◆ Input rows:

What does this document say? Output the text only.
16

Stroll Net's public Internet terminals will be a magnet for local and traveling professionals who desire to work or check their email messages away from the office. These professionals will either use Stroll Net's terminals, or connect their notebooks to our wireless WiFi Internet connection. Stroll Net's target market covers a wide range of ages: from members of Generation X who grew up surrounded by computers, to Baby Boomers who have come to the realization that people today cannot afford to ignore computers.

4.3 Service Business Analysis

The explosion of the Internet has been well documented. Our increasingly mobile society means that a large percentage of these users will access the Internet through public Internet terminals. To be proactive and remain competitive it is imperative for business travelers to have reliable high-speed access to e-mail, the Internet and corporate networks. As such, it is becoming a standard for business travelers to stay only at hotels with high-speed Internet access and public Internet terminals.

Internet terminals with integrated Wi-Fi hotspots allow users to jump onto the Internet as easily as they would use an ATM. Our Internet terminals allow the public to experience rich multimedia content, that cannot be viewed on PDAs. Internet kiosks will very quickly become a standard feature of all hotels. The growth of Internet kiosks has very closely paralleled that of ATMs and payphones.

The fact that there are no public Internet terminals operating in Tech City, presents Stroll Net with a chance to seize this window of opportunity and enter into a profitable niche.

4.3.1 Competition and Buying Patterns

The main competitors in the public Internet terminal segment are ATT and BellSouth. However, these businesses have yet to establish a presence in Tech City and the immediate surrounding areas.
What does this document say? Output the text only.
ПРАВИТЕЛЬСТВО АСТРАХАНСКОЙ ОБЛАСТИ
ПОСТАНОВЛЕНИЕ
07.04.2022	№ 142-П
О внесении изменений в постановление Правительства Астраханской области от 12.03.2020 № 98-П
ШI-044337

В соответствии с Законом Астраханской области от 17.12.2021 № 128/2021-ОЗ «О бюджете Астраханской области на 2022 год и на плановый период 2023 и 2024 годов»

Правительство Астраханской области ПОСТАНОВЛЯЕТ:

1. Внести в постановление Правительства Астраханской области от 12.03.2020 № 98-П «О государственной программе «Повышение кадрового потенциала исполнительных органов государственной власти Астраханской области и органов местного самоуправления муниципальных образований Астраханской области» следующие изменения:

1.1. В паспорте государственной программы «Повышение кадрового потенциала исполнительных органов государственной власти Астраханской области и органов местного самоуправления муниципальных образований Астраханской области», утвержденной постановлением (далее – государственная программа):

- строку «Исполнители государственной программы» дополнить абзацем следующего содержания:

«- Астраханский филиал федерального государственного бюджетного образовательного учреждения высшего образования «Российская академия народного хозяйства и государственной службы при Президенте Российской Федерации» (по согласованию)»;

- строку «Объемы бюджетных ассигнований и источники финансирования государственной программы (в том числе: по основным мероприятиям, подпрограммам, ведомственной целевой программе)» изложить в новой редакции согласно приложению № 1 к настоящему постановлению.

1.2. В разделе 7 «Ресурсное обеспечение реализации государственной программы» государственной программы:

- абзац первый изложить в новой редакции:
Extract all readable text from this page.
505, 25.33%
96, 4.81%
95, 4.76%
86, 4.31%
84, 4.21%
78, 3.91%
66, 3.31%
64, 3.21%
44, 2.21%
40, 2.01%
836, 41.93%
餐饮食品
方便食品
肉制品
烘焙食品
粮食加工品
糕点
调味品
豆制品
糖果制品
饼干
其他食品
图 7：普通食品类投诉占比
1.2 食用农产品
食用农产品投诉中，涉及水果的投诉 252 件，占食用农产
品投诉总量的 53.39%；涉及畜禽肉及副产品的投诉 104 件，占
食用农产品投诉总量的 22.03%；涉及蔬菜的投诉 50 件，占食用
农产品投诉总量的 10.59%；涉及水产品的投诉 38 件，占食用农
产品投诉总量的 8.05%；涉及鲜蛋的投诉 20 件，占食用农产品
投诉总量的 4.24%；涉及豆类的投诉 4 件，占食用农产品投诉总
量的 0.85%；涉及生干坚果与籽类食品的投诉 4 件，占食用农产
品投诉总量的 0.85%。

◆ Exercise brief:
Word for word, extract all the records.

◆ Response for this exercise:
What does this document say? Output the text only.
16

Stroll Net's public Internet terminals will be a magnet for local and traveling professionals who desire to work or check their email messages away from the office. These professionals will either use Stroll Net's terminals, or connect their notebooks to our wireless WiFi Internet connection. Stroll Net's target market covers a wide range of ages: from members of Generation X who grew up surrounded by computers, to Baby Boomers who have come to the realization that people today cannot afford to ignore computers.

4.3 Service Business Analysis

The explosion of the Internet has been well documented. Our increasingly mobile society means that a large percentage of these users will access the Internet through public Internet terminals. To be proactive and remain competitive it is imperative for business travelers to have reliable high-speed access to e-mail, the Internet and corporate networks. As such, it is becoming a standard for business travelers to stay only at hotels with high-speed Internet access and public Internet terminals.

Internet terminals with integrated Wi-Fi hotspots allow users to jump onto the Internet as easily as they would use an ATM. Our Internet terminals allow the public to experience rich multimedia content, that cannot be viewed on PDAs. Internet kiosks will very quickly become a standard feature of all hotels. The growth of Internet kiosks has very closely paralleled that of ATMs and payphones.

The fact that there are no public Internet terminals operating in Tech City, presents Stroll Net with a chance to seize this window of opportunity and enter into a profitable niche.

4.3.1 Competition and Buying Patterns

The main competitors in the public Internet terminal segment are ATT and BellSouth. However, these businesses have yet to establish a presence in Tech City and the immediate surrounding areas.
What does this document say? Output the text only.
ПРАВИТЕЛЬСТВО АСТРАХАНСКОЙ ОБЛАСТИ
ПОСТАНОВЛЕНИЕ
07.04.2022	№ 142-П
О внесении изменений в постановление Правительства Астраханской области от 12.03.2020 № 98-П
ШI-044337

В соответствии с Законом Астраханской области от 17.12.2021 № 128/2021-ОЗ «О бюджете Астраханской области на 2022 год и на плановый период 2023 и 2024 годов»

Правительство Астраханской области ПОСТАНОВЛЯЕТ:

1. Внести в постановление Правительства Астраханской области от 12.03.2020 № 98-П «О государственной программе «Повышение кадрового потенциала исполнительных органов государственной власти Астраханской области и органов местного самоуправления муниципальных образований Астраханской области» следующие изменения:

1.1. В паспорте государственной программы «Повышение кадрового потенциала исполнительных органов государственной власти Астраханской области и органов местного самоуправления муниципальных образований Астраханской области», утвержденной постановлением (далее – государственная программа):

- строку «Исполнители государственной программы» дополнить абзацем следующего содержания:

«- Астраханский филиал федерального государственного бюджетного образовательного учреждения высшего образования «Российская академия народного хозяйства и государственной службы при Президенте Российской Федерации» (по согласованию)»;

- строку «Объемы бюджетных ассигнований и источники финансирования государственной программы (в том числе: по основным мероприятиям, подпрограммам, ведомственной целевой программе)» изложить в новой редакции согласно приложению № 1 к настоящему постановлению.

1.2. В разделе 7 «Ресурсное обеспечение реализации государственной программы» государственной программы:

- абзац первый изложить в новой редакции:
Extract all readable text from this page.
505, 25.33%
96, 4.81%
95, 4.76%
86, 4.31%
84, 4.21%
78, 3.91%
66, 3.31%
64, 3.21%
44, 2.21%
40, 2.01%
836, 41.93%
餐饮食品
方便食品
肉制品
烘焙食品
粮食加工品
糕点
调味品
豆制品
糖果制品
饼干
其他食品
图 7：普通食品类投诉占比
1.2 食用农产品
食用农产品投诉中，涉及水果的投诉 252 件，占食用农产
品投诉总量的 53.39%；涉及畜禽肉及副产品的投诉 104 件，占
食用农产品投诉总量的 22.03%；涉及蔬菜的投诉 50 件，占食用
农产品投诉总量的 10.59%；涉及水产品的投诉 38 件，占食用农
产品投诉总量的 8.05%；涉及鲜蛋的投诉 20 件，占食用农产品
投诉总量的 4.24%；涉及豆类的投诉 4 件，占食用农产品投诉总
量的 0.85%；涉及生干坚果与籽类食品的投诉 4 件，占食用农产
品投诉总量的 0.85%。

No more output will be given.